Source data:
+ + + +

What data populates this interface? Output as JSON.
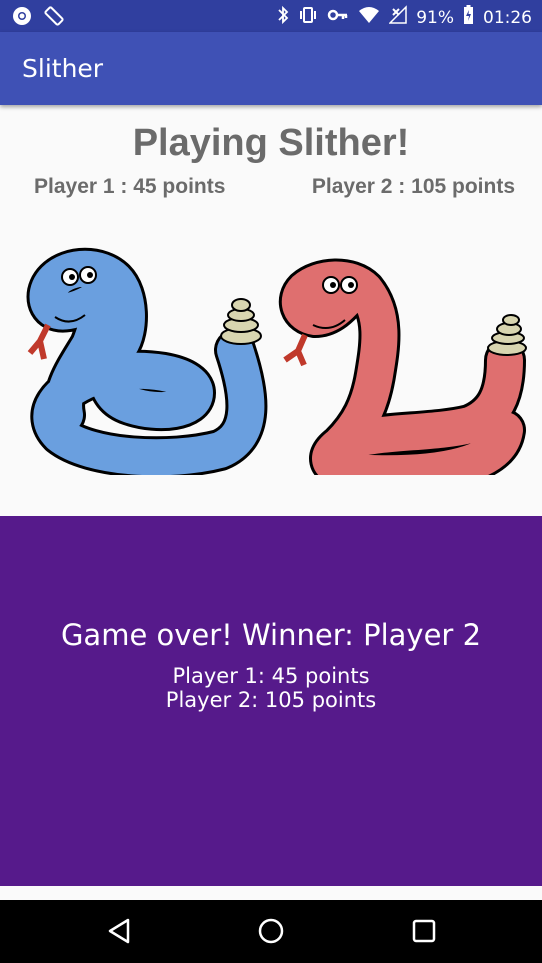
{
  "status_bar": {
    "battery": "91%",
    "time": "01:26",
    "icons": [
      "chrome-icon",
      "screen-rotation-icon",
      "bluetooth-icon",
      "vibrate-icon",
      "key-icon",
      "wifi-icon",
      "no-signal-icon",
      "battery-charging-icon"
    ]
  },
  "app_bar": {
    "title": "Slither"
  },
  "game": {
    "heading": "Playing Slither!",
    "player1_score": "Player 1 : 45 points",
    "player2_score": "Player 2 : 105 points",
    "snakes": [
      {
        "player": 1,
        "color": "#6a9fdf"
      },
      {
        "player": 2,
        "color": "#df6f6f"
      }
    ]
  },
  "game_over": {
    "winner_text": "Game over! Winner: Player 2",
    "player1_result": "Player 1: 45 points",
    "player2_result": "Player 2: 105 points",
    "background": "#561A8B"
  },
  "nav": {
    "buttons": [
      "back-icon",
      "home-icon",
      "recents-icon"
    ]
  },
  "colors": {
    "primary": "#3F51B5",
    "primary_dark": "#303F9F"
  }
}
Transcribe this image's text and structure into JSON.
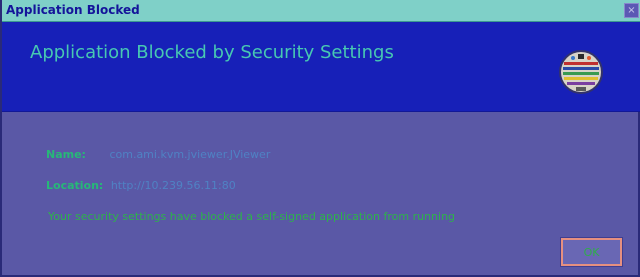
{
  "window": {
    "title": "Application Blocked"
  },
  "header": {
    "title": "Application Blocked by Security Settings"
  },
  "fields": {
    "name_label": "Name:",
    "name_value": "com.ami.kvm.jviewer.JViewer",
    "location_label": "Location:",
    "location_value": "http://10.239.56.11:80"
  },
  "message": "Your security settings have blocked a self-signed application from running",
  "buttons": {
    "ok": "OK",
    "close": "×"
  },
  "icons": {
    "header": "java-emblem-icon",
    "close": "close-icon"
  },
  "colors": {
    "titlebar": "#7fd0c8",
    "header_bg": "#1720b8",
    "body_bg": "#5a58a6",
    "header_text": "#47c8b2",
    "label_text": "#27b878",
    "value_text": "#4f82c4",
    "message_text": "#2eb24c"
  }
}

+ + + +

__Written problem__:
Copy all the lines of data exactly as they appear, dropping any images.

__The output__:
What data populates this interface? Output as JSON.
{
  "status_bar": {
    "battery": "91%",
    "time": "01:26",
    "icons": [
      "chrome-icon",
      "screen-rotation-icon",
      "bluetooth-icon",
      "vibrate-icon",
      "key-icon",
      "wifi-icon",
      "no-signal-icon",
      "battery-charging-icon"
    ]
  },
  "app_bar": {
    "title": "Slither"
  },
  "game": {
    "heading": "Playing Slither!",
    "player1_score": "Player 1 : 45 points",
    "player2_score": "Player 2 : 105 points",
    "snakes": [
      {
        "player": 1,
        "color": "#6a9fdf"
      },
      {
        "player": 2,
        "color": "#df6f6f"
      }
    ]
  },
  "game_over": {
    "winner_text": "Game over! Winner: Player 2",
    "player1_result": "Player 1: 45 points",
    "player2_result": "Player 2: 105 points",
    "background": "#561A8B"
  },
  "nav": {
    "buttons": [
      "back-icon",
      "home-icon",
      "recents-icon"
    ]
  },
  "colors": {
    "primary": "#3F51B5",
    "primary_dark": "#303F9F"
  }
}
Transcribe this image's text and structure into JSON.
{
  "window": {
    "title": "Application Blocked"
  },
  "header": {
    "title": "Application Blocked by Security Settings"
  },
  "fields": {
    "name_label": "Name:",
    "name_value": "com.ami.kvm.jviewer.JViewer",
    "location_label": "Location:",
    "location_value": "http://10.239.56.11:80"
  },
  "message": "Your security settings have blocked a self-signed application from running",
  "buttons": {
    "ok": "OK",
    "close": "×"
  },
  "icons": {
    "header": "java-emblem-icon",
    "close": "close-icon"
  },
  "colors": {
    "titlebar": "#7fd0c8",
    "header_bg": "#1720b8",
    "body_bg": "#5a58a6",
    "header_text": "#47c8b2",
    "label_text": "#27b878",
    "value_text": "#4f82c4",
    "message_text": "#2eb24c"
  }
}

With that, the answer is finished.